§ WHAT YOU SHOULD DO:
Below are the records; pull every line that includes "mateix".

§ RECORDS:
start
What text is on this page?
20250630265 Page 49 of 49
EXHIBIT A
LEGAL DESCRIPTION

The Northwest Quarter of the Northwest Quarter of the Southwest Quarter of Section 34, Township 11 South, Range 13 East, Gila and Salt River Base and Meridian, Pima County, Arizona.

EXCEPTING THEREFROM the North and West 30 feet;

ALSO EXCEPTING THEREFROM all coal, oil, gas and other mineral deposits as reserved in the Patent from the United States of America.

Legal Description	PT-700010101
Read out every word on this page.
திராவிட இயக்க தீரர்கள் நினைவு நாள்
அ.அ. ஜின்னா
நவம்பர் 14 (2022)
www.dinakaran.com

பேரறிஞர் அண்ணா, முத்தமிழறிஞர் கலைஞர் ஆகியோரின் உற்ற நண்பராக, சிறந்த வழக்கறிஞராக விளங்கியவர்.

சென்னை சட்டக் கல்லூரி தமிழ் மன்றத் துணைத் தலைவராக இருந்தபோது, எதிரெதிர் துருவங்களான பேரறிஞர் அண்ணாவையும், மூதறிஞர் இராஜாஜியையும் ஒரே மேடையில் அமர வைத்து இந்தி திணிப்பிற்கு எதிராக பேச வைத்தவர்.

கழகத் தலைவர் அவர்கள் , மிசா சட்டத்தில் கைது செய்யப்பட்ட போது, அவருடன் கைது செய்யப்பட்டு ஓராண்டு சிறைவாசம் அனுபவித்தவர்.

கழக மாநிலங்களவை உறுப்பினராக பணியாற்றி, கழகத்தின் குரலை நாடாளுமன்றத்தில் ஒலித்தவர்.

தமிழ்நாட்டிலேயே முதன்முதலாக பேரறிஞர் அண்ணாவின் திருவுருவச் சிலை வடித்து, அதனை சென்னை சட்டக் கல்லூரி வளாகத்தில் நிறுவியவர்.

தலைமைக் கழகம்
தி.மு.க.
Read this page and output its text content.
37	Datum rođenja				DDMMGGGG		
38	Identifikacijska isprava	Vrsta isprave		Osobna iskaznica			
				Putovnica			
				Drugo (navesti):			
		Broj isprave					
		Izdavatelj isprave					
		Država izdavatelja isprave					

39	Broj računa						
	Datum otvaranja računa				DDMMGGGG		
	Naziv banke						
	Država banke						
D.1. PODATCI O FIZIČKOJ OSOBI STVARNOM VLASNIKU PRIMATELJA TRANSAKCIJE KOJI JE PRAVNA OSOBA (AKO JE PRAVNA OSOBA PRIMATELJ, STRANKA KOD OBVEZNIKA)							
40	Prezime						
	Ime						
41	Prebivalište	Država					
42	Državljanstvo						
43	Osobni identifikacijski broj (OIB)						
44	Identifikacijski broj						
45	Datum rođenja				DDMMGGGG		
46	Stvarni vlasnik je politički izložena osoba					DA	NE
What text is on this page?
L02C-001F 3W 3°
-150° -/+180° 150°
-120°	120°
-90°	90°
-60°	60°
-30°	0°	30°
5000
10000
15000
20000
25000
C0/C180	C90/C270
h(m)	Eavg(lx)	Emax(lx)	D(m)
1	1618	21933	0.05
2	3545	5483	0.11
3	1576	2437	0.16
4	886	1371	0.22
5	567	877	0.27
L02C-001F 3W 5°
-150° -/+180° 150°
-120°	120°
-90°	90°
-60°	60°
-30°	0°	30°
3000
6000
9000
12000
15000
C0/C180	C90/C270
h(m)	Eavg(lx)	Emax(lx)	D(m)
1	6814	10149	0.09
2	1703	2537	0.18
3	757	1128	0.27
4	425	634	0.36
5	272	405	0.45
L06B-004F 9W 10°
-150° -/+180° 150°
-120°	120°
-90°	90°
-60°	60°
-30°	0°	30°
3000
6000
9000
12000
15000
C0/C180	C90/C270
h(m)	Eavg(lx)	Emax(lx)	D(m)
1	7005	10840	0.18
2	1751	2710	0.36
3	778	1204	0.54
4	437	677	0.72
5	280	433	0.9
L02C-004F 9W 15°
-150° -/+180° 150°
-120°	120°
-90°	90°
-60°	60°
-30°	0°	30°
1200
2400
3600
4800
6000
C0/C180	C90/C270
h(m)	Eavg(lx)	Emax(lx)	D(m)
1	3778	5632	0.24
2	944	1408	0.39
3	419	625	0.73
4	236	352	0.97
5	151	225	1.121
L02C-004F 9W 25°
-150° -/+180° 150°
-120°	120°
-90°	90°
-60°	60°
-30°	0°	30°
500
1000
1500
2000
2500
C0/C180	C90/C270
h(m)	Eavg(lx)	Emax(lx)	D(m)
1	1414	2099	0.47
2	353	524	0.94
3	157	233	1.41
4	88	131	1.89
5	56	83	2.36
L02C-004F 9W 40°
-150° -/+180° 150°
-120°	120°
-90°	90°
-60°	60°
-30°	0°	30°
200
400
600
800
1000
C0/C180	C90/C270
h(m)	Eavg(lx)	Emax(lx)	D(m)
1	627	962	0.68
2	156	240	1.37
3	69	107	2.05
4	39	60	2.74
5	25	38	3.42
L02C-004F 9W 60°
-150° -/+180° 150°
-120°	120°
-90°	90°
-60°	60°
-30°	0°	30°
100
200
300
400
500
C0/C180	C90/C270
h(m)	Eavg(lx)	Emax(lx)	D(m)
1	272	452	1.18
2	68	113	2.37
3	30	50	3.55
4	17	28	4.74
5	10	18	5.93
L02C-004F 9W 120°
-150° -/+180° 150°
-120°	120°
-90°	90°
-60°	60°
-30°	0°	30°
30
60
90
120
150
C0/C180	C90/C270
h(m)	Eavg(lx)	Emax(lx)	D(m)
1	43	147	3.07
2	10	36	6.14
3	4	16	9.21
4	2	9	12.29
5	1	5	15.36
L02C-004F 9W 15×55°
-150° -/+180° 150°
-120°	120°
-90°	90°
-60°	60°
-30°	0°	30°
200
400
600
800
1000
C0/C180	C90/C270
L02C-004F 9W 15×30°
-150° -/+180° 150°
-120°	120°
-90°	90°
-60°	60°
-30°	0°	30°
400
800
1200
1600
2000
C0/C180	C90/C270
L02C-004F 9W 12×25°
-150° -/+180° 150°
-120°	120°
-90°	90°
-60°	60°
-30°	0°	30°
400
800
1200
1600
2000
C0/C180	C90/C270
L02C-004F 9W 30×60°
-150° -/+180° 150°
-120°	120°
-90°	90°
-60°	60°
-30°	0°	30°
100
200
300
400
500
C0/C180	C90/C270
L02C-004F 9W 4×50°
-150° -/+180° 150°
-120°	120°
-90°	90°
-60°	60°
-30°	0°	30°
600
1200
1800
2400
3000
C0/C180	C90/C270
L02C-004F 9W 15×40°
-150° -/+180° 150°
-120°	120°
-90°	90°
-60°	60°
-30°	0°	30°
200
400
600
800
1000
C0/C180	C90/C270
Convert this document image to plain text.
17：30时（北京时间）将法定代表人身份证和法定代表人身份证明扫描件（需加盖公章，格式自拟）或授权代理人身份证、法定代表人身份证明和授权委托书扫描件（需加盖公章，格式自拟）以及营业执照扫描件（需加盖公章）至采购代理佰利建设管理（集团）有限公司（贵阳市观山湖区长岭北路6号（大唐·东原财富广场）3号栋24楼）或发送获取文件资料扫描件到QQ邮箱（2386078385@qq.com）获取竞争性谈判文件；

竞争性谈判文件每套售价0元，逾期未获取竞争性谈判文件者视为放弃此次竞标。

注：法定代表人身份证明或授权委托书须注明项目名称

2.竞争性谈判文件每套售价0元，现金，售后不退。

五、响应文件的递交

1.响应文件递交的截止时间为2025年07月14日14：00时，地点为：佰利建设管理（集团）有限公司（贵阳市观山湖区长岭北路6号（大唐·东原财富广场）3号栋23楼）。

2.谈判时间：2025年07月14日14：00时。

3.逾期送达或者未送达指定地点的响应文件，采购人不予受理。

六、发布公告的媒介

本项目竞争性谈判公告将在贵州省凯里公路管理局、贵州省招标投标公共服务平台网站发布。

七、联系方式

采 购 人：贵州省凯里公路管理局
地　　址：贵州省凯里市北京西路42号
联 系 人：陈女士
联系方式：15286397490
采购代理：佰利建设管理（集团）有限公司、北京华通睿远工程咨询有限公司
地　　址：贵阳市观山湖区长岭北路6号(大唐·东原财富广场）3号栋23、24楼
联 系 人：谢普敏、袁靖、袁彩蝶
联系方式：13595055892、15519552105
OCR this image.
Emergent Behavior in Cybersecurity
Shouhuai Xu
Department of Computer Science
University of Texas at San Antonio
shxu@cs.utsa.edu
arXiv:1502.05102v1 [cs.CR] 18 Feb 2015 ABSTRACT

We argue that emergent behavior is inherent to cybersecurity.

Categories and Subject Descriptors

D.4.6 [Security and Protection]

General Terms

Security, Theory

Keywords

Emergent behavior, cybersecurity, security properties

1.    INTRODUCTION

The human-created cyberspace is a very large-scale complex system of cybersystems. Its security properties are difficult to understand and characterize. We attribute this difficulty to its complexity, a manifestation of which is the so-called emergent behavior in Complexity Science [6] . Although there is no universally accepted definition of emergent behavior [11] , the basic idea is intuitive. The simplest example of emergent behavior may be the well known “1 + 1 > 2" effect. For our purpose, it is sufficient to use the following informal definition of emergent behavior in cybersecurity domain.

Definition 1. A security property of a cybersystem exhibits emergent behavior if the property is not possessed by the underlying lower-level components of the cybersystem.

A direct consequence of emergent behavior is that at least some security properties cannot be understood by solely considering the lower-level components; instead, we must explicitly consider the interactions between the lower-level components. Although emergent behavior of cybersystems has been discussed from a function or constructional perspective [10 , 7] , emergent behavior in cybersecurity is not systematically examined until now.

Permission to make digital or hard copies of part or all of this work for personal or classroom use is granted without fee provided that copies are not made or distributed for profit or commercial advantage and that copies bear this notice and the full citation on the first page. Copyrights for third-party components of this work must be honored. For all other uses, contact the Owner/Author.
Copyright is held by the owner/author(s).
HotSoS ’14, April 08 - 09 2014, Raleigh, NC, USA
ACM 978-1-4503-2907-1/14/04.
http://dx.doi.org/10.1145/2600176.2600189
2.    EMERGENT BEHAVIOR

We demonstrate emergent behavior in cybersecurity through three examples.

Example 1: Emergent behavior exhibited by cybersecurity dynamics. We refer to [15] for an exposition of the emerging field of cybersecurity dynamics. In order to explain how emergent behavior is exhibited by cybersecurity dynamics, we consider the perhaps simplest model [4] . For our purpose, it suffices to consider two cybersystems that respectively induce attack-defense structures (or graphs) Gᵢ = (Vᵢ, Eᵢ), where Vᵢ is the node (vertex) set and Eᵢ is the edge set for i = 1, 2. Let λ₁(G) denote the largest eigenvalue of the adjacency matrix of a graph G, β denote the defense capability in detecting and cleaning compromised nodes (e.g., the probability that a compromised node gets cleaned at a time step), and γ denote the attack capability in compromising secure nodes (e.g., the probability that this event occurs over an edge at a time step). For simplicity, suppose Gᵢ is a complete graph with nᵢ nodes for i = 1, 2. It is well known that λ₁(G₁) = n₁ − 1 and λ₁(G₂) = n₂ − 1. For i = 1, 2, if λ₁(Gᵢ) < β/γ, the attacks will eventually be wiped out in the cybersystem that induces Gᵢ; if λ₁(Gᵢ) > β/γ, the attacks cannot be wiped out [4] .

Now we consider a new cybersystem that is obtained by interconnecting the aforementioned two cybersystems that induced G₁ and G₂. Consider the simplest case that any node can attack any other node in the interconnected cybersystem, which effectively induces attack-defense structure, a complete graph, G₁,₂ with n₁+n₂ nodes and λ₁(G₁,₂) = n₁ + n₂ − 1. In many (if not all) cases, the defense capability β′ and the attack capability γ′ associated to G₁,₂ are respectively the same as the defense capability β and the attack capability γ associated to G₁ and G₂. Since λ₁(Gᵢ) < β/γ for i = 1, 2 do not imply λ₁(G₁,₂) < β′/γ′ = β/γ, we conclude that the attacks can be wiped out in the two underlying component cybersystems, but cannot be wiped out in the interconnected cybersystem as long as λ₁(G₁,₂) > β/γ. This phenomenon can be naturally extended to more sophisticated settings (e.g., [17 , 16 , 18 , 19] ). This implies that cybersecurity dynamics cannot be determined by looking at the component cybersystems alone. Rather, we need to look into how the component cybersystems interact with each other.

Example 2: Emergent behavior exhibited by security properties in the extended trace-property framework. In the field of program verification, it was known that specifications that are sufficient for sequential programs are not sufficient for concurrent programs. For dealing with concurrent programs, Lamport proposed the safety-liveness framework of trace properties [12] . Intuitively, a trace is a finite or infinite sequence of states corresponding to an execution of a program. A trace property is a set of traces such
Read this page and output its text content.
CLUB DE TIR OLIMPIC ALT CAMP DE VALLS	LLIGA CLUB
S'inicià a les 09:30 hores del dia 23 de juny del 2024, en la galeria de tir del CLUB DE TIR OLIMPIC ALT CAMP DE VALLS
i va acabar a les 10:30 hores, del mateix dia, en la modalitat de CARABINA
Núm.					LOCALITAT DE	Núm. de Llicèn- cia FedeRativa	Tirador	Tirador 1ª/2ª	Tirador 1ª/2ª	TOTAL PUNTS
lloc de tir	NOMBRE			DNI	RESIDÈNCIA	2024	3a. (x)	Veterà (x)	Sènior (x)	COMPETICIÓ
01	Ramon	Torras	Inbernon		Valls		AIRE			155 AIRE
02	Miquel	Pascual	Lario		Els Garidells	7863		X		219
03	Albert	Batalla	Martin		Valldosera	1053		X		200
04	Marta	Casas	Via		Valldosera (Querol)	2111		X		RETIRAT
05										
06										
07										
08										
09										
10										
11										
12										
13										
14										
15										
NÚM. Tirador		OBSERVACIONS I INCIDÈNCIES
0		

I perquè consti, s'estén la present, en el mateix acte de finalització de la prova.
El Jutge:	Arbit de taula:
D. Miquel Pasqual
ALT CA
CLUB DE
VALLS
end
§ RESPONSE TO THE EXERCISE:
i va acabar a les 10:30 hores, del mateix dia, en la modalitat de CARABINA
I perquè consti, s'estén la present, en el mateix acte de finalització de la prova.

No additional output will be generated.